▶ Task requirements
In the following material, identify every line holding the string "JSON" and return it.

▶ Record list

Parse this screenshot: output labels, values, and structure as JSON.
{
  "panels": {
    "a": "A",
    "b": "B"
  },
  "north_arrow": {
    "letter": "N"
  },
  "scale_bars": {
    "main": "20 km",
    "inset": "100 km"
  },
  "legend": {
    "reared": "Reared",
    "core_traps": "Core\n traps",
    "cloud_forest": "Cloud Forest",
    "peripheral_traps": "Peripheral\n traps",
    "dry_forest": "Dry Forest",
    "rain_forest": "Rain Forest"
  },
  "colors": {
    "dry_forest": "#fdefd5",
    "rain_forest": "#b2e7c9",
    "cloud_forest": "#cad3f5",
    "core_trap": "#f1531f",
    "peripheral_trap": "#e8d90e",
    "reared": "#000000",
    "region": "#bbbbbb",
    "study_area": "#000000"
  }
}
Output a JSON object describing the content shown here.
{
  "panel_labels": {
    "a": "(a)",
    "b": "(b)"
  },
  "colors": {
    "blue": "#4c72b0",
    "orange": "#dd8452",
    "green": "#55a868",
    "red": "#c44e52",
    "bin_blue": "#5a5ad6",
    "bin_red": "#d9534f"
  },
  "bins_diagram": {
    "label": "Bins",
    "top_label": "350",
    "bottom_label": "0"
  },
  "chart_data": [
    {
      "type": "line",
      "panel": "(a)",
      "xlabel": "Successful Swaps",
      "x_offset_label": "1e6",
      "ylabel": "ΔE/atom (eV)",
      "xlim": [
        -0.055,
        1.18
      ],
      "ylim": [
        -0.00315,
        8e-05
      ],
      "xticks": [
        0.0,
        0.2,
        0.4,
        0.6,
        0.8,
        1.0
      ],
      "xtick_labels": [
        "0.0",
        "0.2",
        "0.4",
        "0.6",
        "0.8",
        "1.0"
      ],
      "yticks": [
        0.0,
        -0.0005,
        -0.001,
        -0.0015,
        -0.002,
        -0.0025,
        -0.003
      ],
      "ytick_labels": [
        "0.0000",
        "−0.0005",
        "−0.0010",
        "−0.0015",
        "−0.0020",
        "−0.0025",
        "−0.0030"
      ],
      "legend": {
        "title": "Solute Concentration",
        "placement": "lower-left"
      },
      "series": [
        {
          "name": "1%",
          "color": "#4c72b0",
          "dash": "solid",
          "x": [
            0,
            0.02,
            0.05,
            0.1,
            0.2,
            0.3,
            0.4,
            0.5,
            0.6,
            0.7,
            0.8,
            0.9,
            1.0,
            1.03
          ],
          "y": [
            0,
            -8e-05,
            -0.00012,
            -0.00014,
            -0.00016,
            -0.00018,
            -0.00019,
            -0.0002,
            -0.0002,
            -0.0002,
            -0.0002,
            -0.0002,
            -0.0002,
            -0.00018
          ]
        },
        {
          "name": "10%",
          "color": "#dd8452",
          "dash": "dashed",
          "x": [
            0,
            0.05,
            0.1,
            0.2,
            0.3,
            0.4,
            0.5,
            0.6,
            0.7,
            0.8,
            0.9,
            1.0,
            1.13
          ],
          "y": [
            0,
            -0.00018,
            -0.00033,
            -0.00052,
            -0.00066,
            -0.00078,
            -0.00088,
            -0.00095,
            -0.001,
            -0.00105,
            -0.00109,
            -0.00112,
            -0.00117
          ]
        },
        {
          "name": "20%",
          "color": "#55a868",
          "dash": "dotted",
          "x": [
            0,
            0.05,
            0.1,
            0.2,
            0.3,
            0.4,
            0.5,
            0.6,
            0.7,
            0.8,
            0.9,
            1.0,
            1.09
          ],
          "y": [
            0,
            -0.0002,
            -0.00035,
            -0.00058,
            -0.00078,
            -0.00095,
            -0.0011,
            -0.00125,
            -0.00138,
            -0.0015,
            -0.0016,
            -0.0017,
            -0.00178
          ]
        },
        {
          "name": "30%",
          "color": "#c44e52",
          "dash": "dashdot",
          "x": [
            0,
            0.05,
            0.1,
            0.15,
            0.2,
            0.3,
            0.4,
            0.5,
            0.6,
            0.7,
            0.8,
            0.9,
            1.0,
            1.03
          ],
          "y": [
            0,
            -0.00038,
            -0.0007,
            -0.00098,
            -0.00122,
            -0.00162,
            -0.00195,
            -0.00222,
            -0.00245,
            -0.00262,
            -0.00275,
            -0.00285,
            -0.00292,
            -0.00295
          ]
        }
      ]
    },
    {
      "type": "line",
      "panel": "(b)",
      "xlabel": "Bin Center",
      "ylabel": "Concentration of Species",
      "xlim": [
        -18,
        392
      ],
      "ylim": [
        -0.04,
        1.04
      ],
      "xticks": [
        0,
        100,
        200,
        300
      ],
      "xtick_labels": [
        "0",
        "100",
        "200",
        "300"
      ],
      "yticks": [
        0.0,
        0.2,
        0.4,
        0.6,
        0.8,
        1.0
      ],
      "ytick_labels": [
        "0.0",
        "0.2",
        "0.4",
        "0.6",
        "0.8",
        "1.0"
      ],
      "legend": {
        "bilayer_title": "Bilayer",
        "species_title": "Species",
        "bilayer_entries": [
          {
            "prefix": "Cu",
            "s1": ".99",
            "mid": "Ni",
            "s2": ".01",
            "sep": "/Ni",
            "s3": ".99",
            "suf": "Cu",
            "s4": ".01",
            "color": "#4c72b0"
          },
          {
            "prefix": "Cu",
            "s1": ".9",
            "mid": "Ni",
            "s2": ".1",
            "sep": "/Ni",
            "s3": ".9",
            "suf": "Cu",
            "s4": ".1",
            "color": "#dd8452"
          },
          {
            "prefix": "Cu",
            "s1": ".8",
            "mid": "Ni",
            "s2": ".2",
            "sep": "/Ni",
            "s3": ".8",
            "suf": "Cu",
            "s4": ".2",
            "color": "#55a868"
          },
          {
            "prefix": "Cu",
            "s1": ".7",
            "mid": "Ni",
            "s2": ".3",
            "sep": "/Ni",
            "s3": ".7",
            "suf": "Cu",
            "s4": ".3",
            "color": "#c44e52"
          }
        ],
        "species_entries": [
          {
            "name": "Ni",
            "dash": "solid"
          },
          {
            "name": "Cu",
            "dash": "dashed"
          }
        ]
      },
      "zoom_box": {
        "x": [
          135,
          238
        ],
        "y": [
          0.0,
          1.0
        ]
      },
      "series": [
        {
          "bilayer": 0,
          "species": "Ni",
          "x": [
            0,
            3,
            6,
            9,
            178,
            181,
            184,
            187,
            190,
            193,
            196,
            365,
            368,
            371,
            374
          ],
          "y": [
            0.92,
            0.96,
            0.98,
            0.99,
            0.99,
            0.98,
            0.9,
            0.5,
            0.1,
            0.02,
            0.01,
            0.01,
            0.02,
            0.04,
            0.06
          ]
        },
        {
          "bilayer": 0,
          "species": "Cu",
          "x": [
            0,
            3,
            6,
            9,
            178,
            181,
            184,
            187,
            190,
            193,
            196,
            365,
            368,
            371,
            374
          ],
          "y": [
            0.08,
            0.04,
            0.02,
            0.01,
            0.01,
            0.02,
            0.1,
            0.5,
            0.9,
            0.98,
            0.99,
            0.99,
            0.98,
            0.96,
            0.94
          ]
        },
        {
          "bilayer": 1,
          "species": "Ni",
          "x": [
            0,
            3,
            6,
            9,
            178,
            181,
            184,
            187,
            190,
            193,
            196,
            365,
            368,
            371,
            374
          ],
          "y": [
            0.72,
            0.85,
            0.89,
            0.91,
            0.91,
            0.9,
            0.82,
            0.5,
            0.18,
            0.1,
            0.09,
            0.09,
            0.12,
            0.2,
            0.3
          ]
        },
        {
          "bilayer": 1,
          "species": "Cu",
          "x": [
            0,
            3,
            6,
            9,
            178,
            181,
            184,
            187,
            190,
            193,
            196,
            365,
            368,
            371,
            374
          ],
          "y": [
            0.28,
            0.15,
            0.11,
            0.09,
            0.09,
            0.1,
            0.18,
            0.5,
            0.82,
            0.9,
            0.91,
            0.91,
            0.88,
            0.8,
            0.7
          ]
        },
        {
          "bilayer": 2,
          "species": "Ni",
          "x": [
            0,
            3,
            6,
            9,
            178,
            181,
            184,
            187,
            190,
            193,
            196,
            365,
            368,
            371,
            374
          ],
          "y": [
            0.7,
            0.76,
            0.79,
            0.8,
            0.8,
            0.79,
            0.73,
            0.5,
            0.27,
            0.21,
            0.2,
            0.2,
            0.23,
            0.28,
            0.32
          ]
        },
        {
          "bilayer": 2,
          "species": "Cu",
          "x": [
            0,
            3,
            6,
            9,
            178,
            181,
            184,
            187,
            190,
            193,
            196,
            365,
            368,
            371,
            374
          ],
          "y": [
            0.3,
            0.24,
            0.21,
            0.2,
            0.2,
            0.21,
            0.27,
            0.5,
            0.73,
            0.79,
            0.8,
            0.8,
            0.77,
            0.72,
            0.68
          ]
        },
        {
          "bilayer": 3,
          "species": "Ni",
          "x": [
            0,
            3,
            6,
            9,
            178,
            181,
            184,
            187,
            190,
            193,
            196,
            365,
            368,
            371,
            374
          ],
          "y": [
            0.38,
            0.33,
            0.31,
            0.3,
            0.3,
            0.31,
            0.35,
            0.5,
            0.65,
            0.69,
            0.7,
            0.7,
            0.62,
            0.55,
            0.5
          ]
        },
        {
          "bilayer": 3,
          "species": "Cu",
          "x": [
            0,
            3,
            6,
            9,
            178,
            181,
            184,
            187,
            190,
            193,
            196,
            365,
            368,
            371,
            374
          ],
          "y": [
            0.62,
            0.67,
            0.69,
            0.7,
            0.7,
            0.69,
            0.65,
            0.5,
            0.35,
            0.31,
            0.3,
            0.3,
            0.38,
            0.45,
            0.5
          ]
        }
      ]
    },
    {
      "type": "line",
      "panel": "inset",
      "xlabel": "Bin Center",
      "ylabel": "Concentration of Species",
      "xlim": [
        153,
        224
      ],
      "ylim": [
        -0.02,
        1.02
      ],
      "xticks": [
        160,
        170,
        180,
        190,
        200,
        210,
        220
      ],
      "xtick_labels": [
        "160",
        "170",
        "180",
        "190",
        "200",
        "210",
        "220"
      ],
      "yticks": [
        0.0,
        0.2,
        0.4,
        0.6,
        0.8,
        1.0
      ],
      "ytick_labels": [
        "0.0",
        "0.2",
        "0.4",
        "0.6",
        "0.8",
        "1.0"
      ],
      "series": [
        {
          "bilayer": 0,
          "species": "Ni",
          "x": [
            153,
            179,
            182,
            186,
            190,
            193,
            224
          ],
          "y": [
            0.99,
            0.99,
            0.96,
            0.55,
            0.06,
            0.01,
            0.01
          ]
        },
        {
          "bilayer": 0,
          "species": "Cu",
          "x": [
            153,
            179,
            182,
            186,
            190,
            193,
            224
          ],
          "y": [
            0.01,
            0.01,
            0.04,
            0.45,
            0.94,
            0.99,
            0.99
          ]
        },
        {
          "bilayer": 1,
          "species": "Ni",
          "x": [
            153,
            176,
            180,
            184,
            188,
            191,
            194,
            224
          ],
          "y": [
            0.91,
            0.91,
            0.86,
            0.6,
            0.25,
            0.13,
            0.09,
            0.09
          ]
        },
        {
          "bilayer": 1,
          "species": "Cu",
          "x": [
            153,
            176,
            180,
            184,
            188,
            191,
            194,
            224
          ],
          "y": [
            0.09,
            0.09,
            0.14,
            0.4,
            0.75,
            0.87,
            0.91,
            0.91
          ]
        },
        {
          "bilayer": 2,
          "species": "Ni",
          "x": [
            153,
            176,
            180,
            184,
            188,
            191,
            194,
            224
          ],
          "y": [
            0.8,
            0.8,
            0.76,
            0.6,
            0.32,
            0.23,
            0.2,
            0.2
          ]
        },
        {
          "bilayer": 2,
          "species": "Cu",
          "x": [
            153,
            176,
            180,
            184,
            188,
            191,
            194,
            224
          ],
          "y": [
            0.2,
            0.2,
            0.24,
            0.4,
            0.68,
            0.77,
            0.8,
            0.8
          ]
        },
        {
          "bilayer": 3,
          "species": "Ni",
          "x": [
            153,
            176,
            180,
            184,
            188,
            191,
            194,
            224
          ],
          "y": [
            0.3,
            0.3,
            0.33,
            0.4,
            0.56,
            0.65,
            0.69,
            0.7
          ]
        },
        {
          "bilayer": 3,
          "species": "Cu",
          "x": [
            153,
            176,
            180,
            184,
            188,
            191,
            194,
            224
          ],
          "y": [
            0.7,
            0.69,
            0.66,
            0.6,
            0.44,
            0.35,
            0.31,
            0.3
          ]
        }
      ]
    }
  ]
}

▶ Completed task
Parse this screenshot: output labels, values, and structure as JSON.
Output a JSON object describing the content shown here.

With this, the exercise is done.